# [STORED ROWS]
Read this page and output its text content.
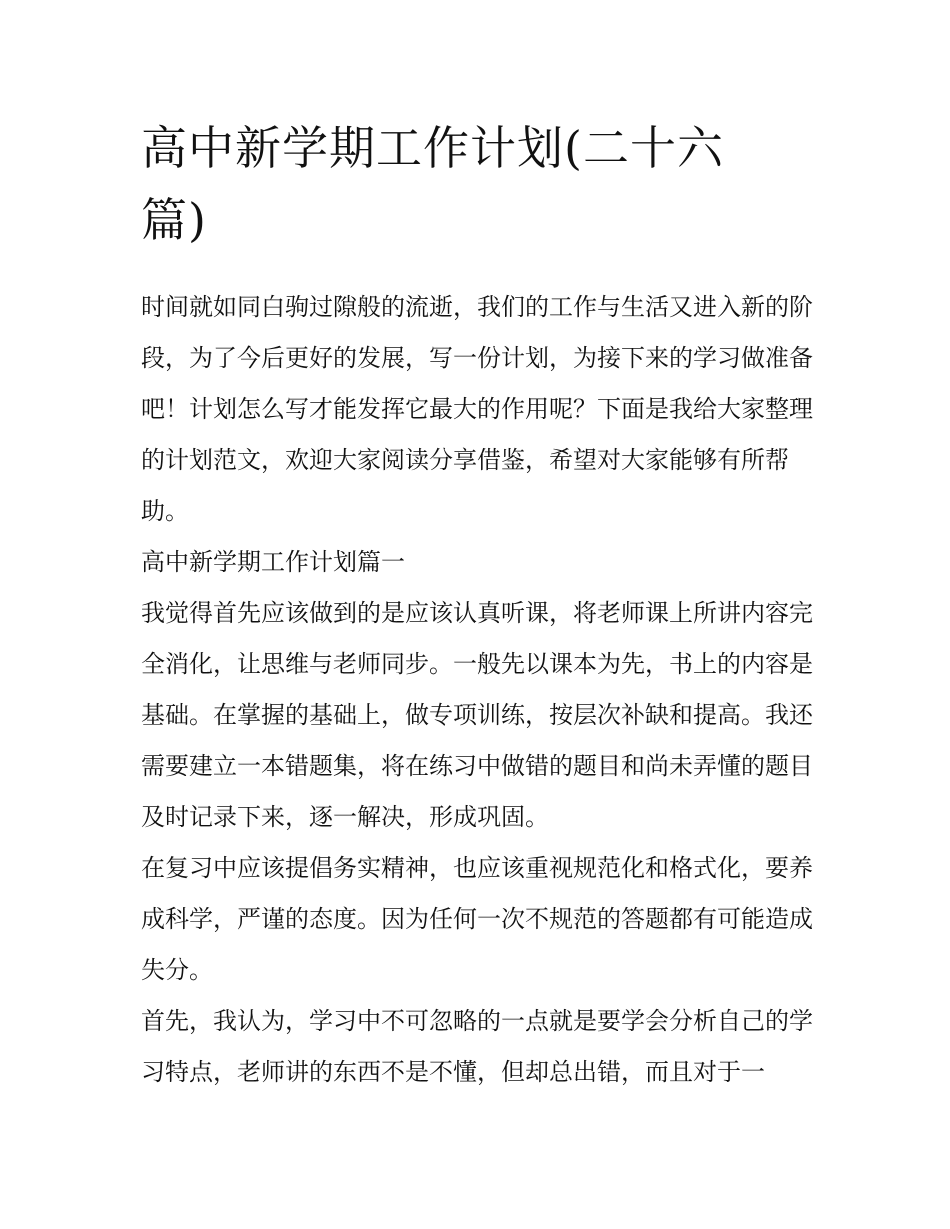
高中新学期工作计划(二十六篇)

时间就如同白驹过隙般的流逝，我们的工作与生活又进入新的阶段，为了今后更好的发展，写一份计划，为接下来的学习做准备吧！计划怎么写才能发挥它最大的作用呢？下面是我给大家整理的计划范文，欢迎大家阅读分享借鉴，希望对大家能够有所帮助。

高中新学期工作计划篇一

我觉得首先应该做到的是应该认真听课，将老师课上所讲内容完全消化，让思维与老师同步。一般先以课本为先，书上的内容是基础。在掌握的基础上，做专项训练，按层次补缺和提高。我还需要建立一本错题集，将在练习中做错的题目和尚未弄懂的题目及时记录下来，逐一解决，形成巩固。

在复习中应该提倡务实精神，也应该重视规范化和格式化，要养成科学，严谨的态度。因为任何一次不规范的答题都有可能造成失分。

首先，我认为，学习中不可忽略的一点就是要学会分析自己的学习特点，老师讲的东西不是不懂，但却总出错，而且对于一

# [EXERCISE DETAILS]
Reproduce every record above exactly, but leave out the pictures.

# [FINISHED ANSWER]
Read this page and output its text content.
高中新学期工作计划(二十六篇)

时间就如同白驹过隙般的流逝，我们的工作与生活又进入新的阶段，为了今后更好的发展，写一份计划，为接下来的学习做准备吧！计划怎么写才能发挥它最大的作用呢？下面是我给大家整理的计划范文，欢迎大家阅读分享借鉴，希望对大家能够有所帮助。

高中新学期工作计划篇一

我觉得首先应该做到的是应该认真听课，将老师课上所讲内容完全消化，让思维与老师同步。一般先以课本为先，书上的内容是基础。在掌握的基础上，做专项训练，按层次补缺和提高。我还需要建立一本错题集，将在练习中做错的题目和尚未弄懂的题目及时记录下来，逐一解决，形成巩固。

在复习中应该提倡务实精神，也应该重视规范化和格式化，要养成科学，严谨的态度。因为任何一次不规范的答题都有可能造成失分。

首先，我认为，学习中不可忽略的一点就是要学会分析自己的学习特点，老师讲的东西不是不懂，但却总出错，而且对于一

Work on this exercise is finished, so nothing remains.